• _Written request_
Identify the lines holding "voordoen" and copy them.
--- Begin ---
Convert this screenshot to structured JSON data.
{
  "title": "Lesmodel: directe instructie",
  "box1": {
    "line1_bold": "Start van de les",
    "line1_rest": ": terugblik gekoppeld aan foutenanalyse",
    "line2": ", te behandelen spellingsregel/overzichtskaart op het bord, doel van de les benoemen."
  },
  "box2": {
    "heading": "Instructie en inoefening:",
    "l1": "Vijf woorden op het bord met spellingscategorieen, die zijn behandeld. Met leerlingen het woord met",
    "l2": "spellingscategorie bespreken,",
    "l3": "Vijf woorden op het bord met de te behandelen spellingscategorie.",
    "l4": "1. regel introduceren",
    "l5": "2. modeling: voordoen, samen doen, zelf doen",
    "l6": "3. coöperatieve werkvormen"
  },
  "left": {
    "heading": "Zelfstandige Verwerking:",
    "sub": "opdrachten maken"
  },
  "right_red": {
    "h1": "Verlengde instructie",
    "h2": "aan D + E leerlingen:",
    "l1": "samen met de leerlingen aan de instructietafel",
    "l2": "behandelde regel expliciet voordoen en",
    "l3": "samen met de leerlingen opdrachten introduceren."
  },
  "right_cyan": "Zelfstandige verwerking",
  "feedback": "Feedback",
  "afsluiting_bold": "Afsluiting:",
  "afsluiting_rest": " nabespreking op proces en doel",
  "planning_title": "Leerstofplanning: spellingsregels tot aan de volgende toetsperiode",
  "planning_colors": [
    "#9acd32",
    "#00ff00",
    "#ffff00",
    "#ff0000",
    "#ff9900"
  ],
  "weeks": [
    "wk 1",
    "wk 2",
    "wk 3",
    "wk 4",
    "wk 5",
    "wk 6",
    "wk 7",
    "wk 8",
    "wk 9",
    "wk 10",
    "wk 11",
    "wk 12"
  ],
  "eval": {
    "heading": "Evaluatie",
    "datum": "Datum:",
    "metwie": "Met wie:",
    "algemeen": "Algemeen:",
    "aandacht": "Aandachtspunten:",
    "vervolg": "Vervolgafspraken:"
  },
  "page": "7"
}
--- End ---
• _Task answer_
    "l5": "2. modeling: voordoen, samen doen, zelf doen",
    "l2": "behandelde regel expliciet voordoen en",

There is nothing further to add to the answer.